===== Excerpted data =====

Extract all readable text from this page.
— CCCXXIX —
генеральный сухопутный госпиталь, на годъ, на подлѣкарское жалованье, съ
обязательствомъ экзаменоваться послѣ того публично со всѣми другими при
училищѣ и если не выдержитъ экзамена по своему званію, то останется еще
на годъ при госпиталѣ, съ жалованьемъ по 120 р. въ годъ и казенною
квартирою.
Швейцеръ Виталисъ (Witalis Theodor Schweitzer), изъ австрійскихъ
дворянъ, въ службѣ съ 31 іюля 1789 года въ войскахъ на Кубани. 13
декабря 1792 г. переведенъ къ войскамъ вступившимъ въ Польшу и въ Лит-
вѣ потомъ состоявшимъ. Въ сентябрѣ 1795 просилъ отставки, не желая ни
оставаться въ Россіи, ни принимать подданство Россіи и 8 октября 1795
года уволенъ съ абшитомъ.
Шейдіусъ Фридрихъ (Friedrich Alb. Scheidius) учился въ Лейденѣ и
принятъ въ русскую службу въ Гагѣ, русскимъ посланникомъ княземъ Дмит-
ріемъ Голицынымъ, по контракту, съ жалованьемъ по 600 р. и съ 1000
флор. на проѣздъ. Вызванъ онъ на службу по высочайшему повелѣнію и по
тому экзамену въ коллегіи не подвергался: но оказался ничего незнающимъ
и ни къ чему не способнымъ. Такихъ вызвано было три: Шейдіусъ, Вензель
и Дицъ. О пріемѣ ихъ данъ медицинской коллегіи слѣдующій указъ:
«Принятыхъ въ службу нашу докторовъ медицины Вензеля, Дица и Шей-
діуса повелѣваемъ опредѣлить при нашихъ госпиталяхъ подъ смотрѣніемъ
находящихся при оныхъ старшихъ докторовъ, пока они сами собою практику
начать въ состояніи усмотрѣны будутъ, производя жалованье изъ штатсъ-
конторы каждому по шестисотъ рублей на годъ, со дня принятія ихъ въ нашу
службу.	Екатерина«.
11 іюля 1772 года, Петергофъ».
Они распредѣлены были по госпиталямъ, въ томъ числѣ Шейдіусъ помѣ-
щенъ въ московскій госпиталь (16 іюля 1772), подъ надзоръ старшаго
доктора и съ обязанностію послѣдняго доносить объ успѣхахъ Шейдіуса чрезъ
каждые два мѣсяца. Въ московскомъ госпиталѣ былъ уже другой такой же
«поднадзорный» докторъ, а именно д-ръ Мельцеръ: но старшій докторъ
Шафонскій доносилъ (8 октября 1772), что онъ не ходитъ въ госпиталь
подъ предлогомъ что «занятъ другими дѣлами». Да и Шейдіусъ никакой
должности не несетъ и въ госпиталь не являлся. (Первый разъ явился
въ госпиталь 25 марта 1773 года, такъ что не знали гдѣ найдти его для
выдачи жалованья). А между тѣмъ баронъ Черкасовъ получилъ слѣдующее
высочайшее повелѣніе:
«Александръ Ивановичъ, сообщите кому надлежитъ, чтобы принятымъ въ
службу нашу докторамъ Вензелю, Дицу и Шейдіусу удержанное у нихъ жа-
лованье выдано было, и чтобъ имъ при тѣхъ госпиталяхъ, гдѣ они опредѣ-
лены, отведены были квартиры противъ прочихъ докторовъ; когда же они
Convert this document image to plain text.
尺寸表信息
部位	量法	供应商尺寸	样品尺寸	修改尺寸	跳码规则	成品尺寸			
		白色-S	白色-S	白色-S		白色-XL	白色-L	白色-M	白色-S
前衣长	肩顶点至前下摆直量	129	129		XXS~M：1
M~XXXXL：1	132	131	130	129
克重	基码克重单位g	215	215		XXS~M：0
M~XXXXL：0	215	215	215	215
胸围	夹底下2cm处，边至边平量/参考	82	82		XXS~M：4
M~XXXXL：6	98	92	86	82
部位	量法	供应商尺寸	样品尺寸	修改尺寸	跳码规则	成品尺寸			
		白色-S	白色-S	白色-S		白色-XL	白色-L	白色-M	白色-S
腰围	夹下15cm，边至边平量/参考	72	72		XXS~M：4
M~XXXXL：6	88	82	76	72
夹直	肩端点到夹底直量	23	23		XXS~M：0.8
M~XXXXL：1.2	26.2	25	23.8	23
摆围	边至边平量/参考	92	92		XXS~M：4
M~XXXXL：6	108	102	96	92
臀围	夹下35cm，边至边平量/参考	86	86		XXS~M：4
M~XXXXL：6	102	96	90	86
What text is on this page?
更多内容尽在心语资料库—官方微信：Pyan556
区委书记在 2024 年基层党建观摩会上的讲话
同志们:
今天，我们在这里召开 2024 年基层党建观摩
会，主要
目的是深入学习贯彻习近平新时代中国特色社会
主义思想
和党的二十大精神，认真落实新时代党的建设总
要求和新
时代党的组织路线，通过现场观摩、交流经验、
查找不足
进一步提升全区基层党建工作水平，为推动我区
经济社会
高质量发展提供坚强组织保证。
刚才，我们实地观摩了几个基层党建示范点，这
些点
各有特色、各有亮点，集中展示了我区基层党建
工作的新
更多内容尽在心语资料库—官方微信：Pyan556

=====

- [What you should do]
Reproduce each line verbatim.

- [Expected answer]
Extract all readable text from this page.
— CCCXXIX —
генеральный сухопутный госпиталь, на годъ, на подлѣкарское жалованье, съ
обязательствомъ экзаменоваться послѣ того публично со всѣми другими при
училищѣ и если не выдержитъ экзамена по своему званію, то останется еще
на годъ при госпиталѣ, съ жалованьемъ по 120 р. въ годъ и казенною
квартирою.
Швейцеръ Виталисъ (Witalis Theodor Schweitzer), изъ австрійскихъ
дворянъ, въ службѣ съ 31 іюля 1789 года въ войскахъ на Кубани. 13
декабря 1792 г. переведенъ къ войскамъ вступившимъ въ Польшу и въ Лит-
вѣ потомъ состоявшимъ. Въ сентябрѣ 1795 просилъ отставки, не желая ни
оставаться въ Россіи, ни принимать подданство Россіи и 8 октября 1795
года уволенъ съ абшитомъ.
Шейдіусъ Фридрихъ (Friedrich Alb. Scheidius) учился въ Лейденѣ и
принятъ въ русскую службу въ Гагѣ, русскимъ посланникомъ княземъ Дмит-
ріемъ Голицынымъ, по контракту, съ жалованьемъ по 600 р. и съ 1000
флор. на проѣздъ. Вызванъ онъ на службу по высочайшему повелѣнію и по
тому экзамену въ коллегіи не подвергался: но оказался ничего незнающимъ
и ни къ чему не способнымъ. Такихъ вызвано было три: Шейдіусъ, Вензель
и Дицъ. О пріемѣ ихъ данъ медицинской коллегіи слѣдующій указъ:
«Принятыхъ въ службу нашу докторовъ медицины Вензеля, Дица и Шей-
діуса повелѣваемъ опредѣлить при нашихъ госпиталяхъ подъ смотрѣніемъ
находящихся при оныхъ старшихъ докторовъ, пока они сами собою практику
начать въ состояніи усмотрѣны будутъ, производя жалованье изъ штатсъ-
конторы каждому по шестисотъ рублей на годъ, со дня принятія ихъ въ нашу
службу.	Екатерина«.
11 іюля 1772 года, Петергофъ».
Они распредѣлены были по госпиталямъ, въ томъ числѣ Шейдіусъ помѣ-
щенъ въ московскій госпиталь (16 іюля 1772), подъ надзоръ старшаго
доктора и съ обязанностію послѣдняго доносить объ успѣхахъ Шейдіуса чрезъ
каждые два мѣсяца. Въ московскомъ госпиталѣ былъ уже другой такой же
«поднадзорный» докторъ, а именно д-ръ Мельцеръ: но старшій докторъ
Шафонскій доносилъ (8 октября 1772), что онъ не ходитъ въ госпиталь
подъ предлогомъ что «занятъ другими дѣлами». Да и Шейдіусъ никакой
должности не несетъ и въ госпиталь не являлся. (Первый разъ явился
въ госпиталь 25 марта 1773 года, такъ что не знали гдѣ найдти его для
выдачи жалованья). А между тѣмъ баронъ Черкасовъ получилъ слѣдующее
высочайшее повелѣніе:
«Александръ Ивановичъ, сообщите кому надлежитъ, чтобы принятымъ въ
службу нашу докторамъ Вензелю, Дицу и Шейдіусу удержанное у нихъ жа-
лованье выдано было, и чтобъ имъ при тѣхъ госпиталяхъ, гдѣ они опредѣ-
лены, отведены были квартиры противъ прочихъ докторовъ; когда же они
Convert this document image to plain text.
尺寸表信息
部位	量法	供应商尺寸	样品尺寸	修改尺寸	跳码规则	成品尺寸			
		白色-S	白色-S	白色-S		白色-XL	白色-L	白色-M	白色-S
前衣长	肩顶点至前下摆直量	129	129		XXS~M：1
M~XXXXL：1	132	131	130	129
克重	基码克重单位g	215	215		XXS~M：0
M~XXXXL：0	215	215	215	215
胸围	夹底下2cm处，边至边平量/参考	82	82		XXS~M：4
M~XXXXL：6	98	92	86	82
部位	量法	供应商尺寸	样品尺寸	修改尺寸	跳码规则	成品尺寸			
		白色-S	白色-S	白色-S		白色-XL	白色-L	白色-M	白色-S
腰围	夹下15cm，边至边平量/参考	72	72		XXS~M：4
M~XXXXL：6	88	82	76	72
夹直	肩端点到夹底直量	23	23		XXS~M：0.8
M~XXXXL：1.2	26.2	25	23.8	23
摆围	边至边平量/参考	92	92		XXS~M：4
M~XXXXL：6	108	102	96	92
臀围	夹下35cm，边至边平量/参考	86	86		XXS~M：4
M~XXXXL：6	102	96	90	86
What text is on this page?
更多内容尽在心语资料库—官方微信：Pyan556
区委书记在 2024 年基层党建观摩会上的讲话
同志们:
今天，我们在这里召开 2024 年基层党建观摩
会，主要
目的是深入学习贯彻习近平新时代中国特色社会
主义思想
和党的二十大精神，认真落实新时代党的建设总
要求和新
时代党的组织路线，通过现场观摩、交流经验、
查找不足
进一步提升全区基层党建工作水平，为推动我区
经济社会
高质量发展提供坚强组织保证。
刚才，我们实地观摩了几个基层党建示范点，这
些点
各有特色、各有亮点，集中展示了我区基层党建
工作的新
更多内容尽在心语资料库—官方微信：Pyan556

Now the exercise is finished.